= Prompt =
Filter for the word "Governor" and keep each matching line.

= Task input =
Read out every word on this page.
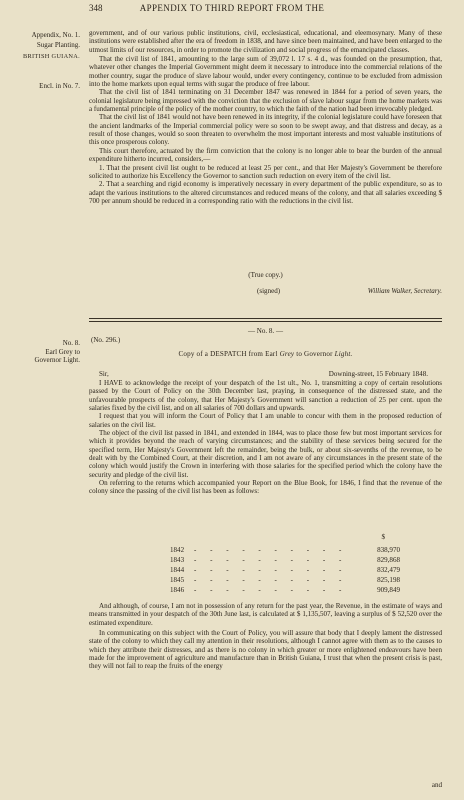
348	APPENDIX TO THIRD REPORT FROM THE
Appendix, No. 1.
Sugar Planting.
BRITISH GUIANA.
Encl. in No. 7.
No. 8.
Earl Grey to
Governor Light.

government, and of our various public institutions, civil, ecclesiastical, educational, and eleemosynary. Many of these institutions were established after the era of freedom in 1838, and have since been maintained, and have been enlarged to the utmost limits of our resources, in order to promote the civilization and social progress of the emancipated classes.

That the civil list of 1841, amounting to the large sum of 39,072 l. 17 s. 4 d., was founded on the presumption, that, whatever other changes the Imperial Government might deem it necessary to introduce into the commercial relations of the mother country, sugar the produce of slave labour would, under every contingency, continue to be excluded from admission into the home markets upon equal terms with sugar the produce of free labour.

That the civil list of 1841 terminating on 31 December 1847 was renewed in 1844 for a period of seven years, the colonial legislature being impressed with the conviction that the exclusion of slave labour sugar from the home markets was a fundamental principle of the policy of the mother country, to which the faith of the nation had been irrevocably pledged.

That the civil list of 1841 would not have been renewed in its integrity, if the colonial legislature could have foreseen that the ancient landmarks of the Imperial commercial policy were so soon to be swept away, and that distress and decay, as a result of those changes, would so soon threaten to overwhelm the most important interests and most valuable institutions of this once prosperous colony.

This court therefore, actuated by the firm conviction that the colony is no longer able to bear the burden of the annual expenditure hitherto incurred, considers,—

1. That the present civil list ought to be reduced at least 25 per cent., and that Her Majesty's Government be therefore solicited to authorize his Excellency the Governor to sanction such reduction on every item of the civil list.

2. That a searching and rigid economy is imperatively necessary in every department of the public expenditure, so as to adapt the various institutions to the altered circumstances and reduced means of the colony, and that all salaries exceeding $ 700 per annum should be reduced in a corresponding ratio with the reductions in the civil list.

(True copy.)
(signed)	William Walker, Secretary.
— No. 8. —
(No. 296.)
Copy of a DESPATCH from Earl Grey to Governor Light.
Sir,	Downing-street, 15 February 1848.

I HAVE to acknowledge the receipt of your despatch of the 1st ult., No. 1, transmitting a copy of certain resolutions passed by the Court of Policy on the 30th December last, praying, in consequence of the distressed state, and the unfavourable prospects of the colony, that Her Majesty's Government will sanction a reduction of 25 per cent. upon the salaries fixed by the civil list, and on all salaries of 700 dollars and upwards.

I request that you will inform the Court of Policy that I am unable to concur with them in the proposed reduction of salaries on the civil list.

The object of the civil list passed in 1841, and extended in 1844, was to place those few but most important services for which it provides beyond the reach of varying circumstances; and the stability of these services being secured for the specified term, Her Majesty's Government left the remainder, being the bulk, or about six-sevenths of the revenue, to be dealt with by the Combined Court, at their discretion, and I am not aware of any circumstances in the present state of the colony which would justify the Crown in interfering with those salaries for the specified period which the colony have the security and pledge of the civil list.

On referring to the returns which accompanied your Report on the Blue Book, for 1846, I find that the revenue of the colony since the passing of the civil list has been as follows:

$
1842 - - - - - - - - - -	838,970
1843 - - - - - - - - - -	829,868
1844 - - - - - - - - - -	832,479
1845 - - - - - - - - - -	825,198
1846 - - - - - - - - - -	909,849

And although, of course, I am not in possession of any return for the past year, the Revenue, in the estimate of ways and means transmitted in your despatch of the 30th June last, is calculated at $ 1,135,507, leaving a surplus of $ 52,520 over the estimated expenditure.

In communicating on this subject with the Court of Policy, you will assure that body that I deeply lament the distressed state of the colony to which they call my attention in their resolutions, although I cannot agree with them as to the causes to which they attribute their distresses, and as there is no colony in which greater or more enlightened endeavours have been made for the improvement of agriculture and manufacture than in British Guiana, I trust that when the present crisis is past, they will not fail to reap the fruits of the energy

and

= Answer to the task =
Governor Light.
1. That the present civil list ought to be reduced at least 25 per cent., and that Her Majesty's Government be therefore solicited to authorize his Excellency the Governor to sanction such reduction on every item of the civil list.
Copy of a DESPATCH from Earl Grey to Governor Light.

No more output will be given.